> _What you will do_
Write out the listing below in full and exactly, leaving out every picture.

> _Exercise inputs_
%%

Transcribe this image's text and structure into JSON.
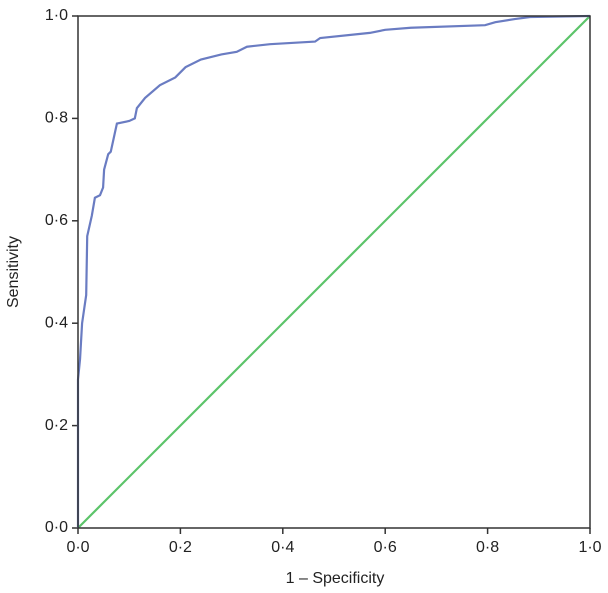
{
  "chart_data": {
    "type": "line",
    "x_label": "1 – Specificity",
    "y_label": "Sensitivity",
    "xlim": [
      0,
      1
    ],
    "ylim": [
      0,
      1
    ],
    "xticks": [
      {
        "value": 0,
        "label": "0·0"
      },
      {
        "value": 0.2,
        "label": "0·2"
      },
      {
        "value": 0.4,
        "label": "0·4"
      },
      {
        "value": 0.6,
        "label": "0·6"
      },
      {
        "value": 0.8,
        "label": "0·8"
      },
      {
        "value": 1,
        "label": "1·0"
      }
    ],
    "yticks": [
      {
        "value": 0,
        "label": "0·0"
      },
      {
        "value": 0.2,
        "label": "0·2"
      },
      {
        "value": 0.4,
        "label": "0·4"
      },
      {
        "value": 0.6,
        "label": "0·6"
      },
      {
        "value": 0.8,
        "label": "0·8"
      },
      {
        "value": 1,
        "label": "1·0"
      }
    ],
    "grid": false,
    "series": [
      {
        "color": "#6a7cc2",
        "x": [
          0,
          0,
          0.004,
          0.008,
          0.016,
          0.018,
          0.027,
          0.033,
          0.043,
          0.049,
          0.051,
          0.059,
          0.064,
          0.076,
          0.1,
          0.111,
          0.115,
          0.131,
          0.16,
          0.19,
          0.21,
          0.24,
          0.28,
          0.31,
          0.33,
          0.375,
          0.463,
          0.473,
          0.57,
          0.6,
          0.65,
          0.795,
          0.815,
          0.853,
          0.883,
          1
        ],
        "values": [
          0,
          0.29,
          0.33,
          0.4,
          0.455,
          0.57,
          0.61,
          0.645,
          0.65,
          0.665,
          0.7,
          0.73,
          0.735,
          0.79,
          0.795,
          0.8,
          0.82,
          0.84,
          0.865,
          0.88,
          0.9,
          0.915,
          0.925,
          0.93,
          0.94,
          0.945,
          0.95,
          0.957,
          0.967,
          0.973,
          0.977,
          0.982,
          0.988,
          0.994,
          0.998,
          1
        ]
      },
      {
        "color": "#5cc46a",
        "x": [
          0,
          1
        ],
        "values": [
          0,
          1
        ]
      }
    ]
  }
}
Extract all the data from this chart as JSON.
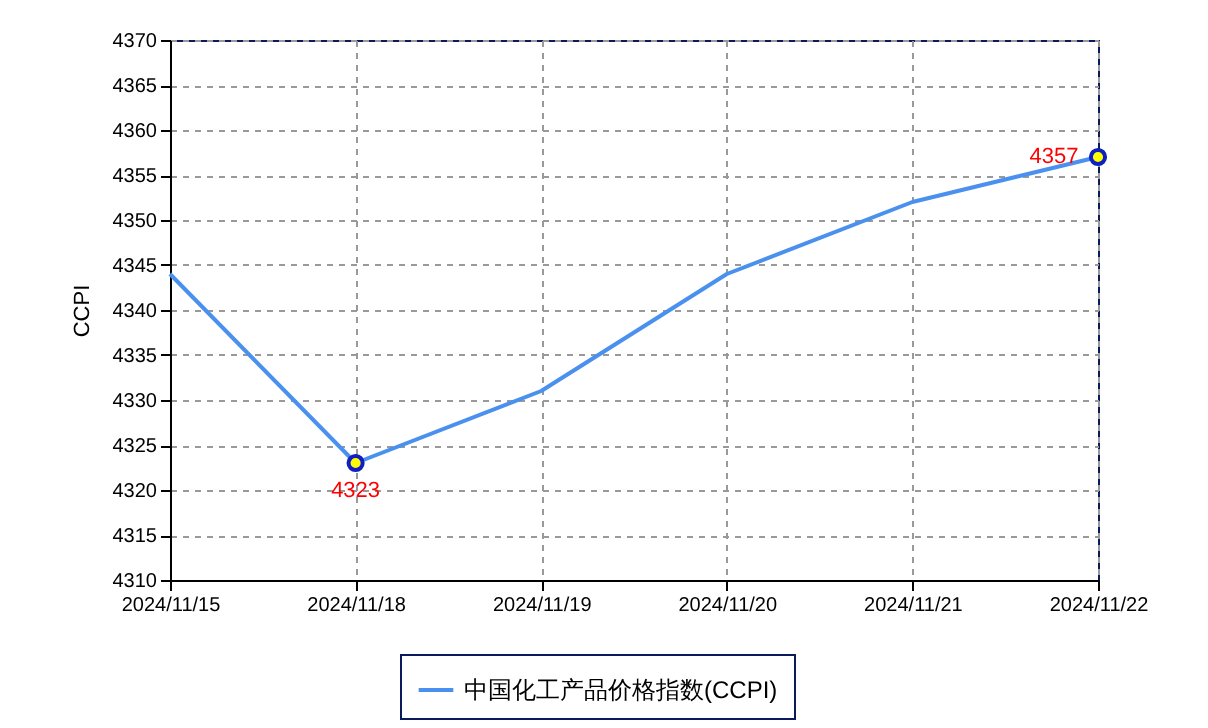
{
  "chart_data": {
    "type": "line",
    "ylabel": "CCPI",
    "categories": [
      "2024/11/15",
      "2024/11/18",
      "2024/11/19",
      "2024/11/20",
      "2024/11/21",
      "2024/11/22"
    ],
    "series": [
      {
        "name": "中国化工产品价格指数(CCPI)",
        "color": "#4a90ee",
        "values": [
          4344,
          4323,
          4331,
          4344,
          4352,
          4357
        ],
        "value_labels": [
          null,
          "4323",
          null,
          null,
          null,
          "4357"
        ]
      }
    ],
    "ylim": [
      4310,
      4370
    ],
    "yticks": [
      4310,
      4315,
      4320,
      4325,
      4330,
      4335,
      4340,
      4345,
      4350,
      4355,
      4360,
      4365,
      4370
    ],
    "grid": true,
    "legend": "bottom",
    "line_style": "solid",
    "marker": "none"
  }
}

%%

> _The completed task_
Transcribe this image's text and structure into JSON.
{
  "chart_data": {
    "type": "line",
    "x_label": "1 – Specificity",
    "y_label": "Sensitivity",
    "xlim": [
      0,
      1
    ],
    "ylim": [
      0,
      1
    ],
    "xticks": [
      {
        "value": 0,
        "label": "0·0"
      },
      {
        "value": 0.2,
        "label": "0·2"
      },
      {
        "value": 0.4,
        "label": "0·4"
      },
      {
        "value": 0.6,
        "label": "0·6"
      },
      {
        "value": 0.8,
        "label": "0·8"
      },
      {
        "value": 1,
        "label": "1·0"
      }
    ],
    "yticks": [
      {
        "value": 0,
        "label": "0·0"
      },
      {
        "value": 0.2,
        "label": "0·2"
      },
      {
        "value": 0.4,
        "label": "0·4"
      },
      {
        "value": 0.6,
        "label": "0·6"
      },
      {
        "value": 0.8,
        "label": "0·8"
      },
      {
        "value": 1,
        "label": "1·0"
      }
    ],
    "grid": false,
    "series": [
      {
        "color": "#6a7cc2",
        "x": [
          0,
          0,
          0.004,
          0.008,
          0.016,
          0.018,
          0.027,
          0.033,
          0.043,
          0.049,
          0.051,
          0.059,
          0.064,
          0.076,
          0.1,
          0.111,
          0.115,
          0.131,
          0.16,
          0.19,
          0.21,
          0.24,
          0.28,
          0.31,
          0.33,
          0.375,
          0.463,
          0.473,
          0.57,
          0.6,
          0.65,
          0.795,
          0.815,
          0.853,
          0.883,
          1
        ],
        "values": [
          0,
          0.29,
          0.33,
          0.4,
          0.455,
          0.57,
          0.61,
          0.645,
          0.65,
          0.665,
          0.7,
          0.73,
          0.735,
          0.79,
          0.795,
          0.8,
          0.82,
          0.84,
          0.865,
          0.88,
          0.9,
          0.915,
          0.925,
          0.93,
          0.94,
          0.945,
          0.95,
          0.957,
          0.967,
          0.973,
          0.977,
          0.982,
          0.988,
          0.994,
          0.998,
          1
        ]
      },
      {
        "color": "#5cc46a",
        "x": [
          0,
          1
        ],
        "values": [
          0,
          1
        ]
      }
    ]
  }
}
Extract all the data from this chart as JSON.
{
  "chart_data": {
    "type": "line",
    "ylabel": "CCPI",
    "categories": [
      "2024/11/15",
      "2024/11/18",
      "2024/11/19",
      "2024/11/20",
      "2024/11/21",
      "2024/11/22"
    ],
    "series": [
      {
        "name": "中国化工产品价格指数(CCPI)",
        "color": "#4a90ee",
        "values": [
          4344,
          4323,
          4331,
          4344,
          4352,
          4357
        ],
        "value_labels": [
          null,
          "4323",
          null,
          null,
          null,
          "4357"
        ]
      }
    ],
    "ylim": [
      4310,
      4370
    ],
    "yticks": [
      4310,
      4315,
      4320,
      4325,
      4330,
      4335,
      4340,
      4345,
      4350,
      4355,
      4360,
      4365,
      4370
    ],
    "grid": true,
    "legend": "bottom",
    "line_style": "solid",
    "marker": "none"
  }
}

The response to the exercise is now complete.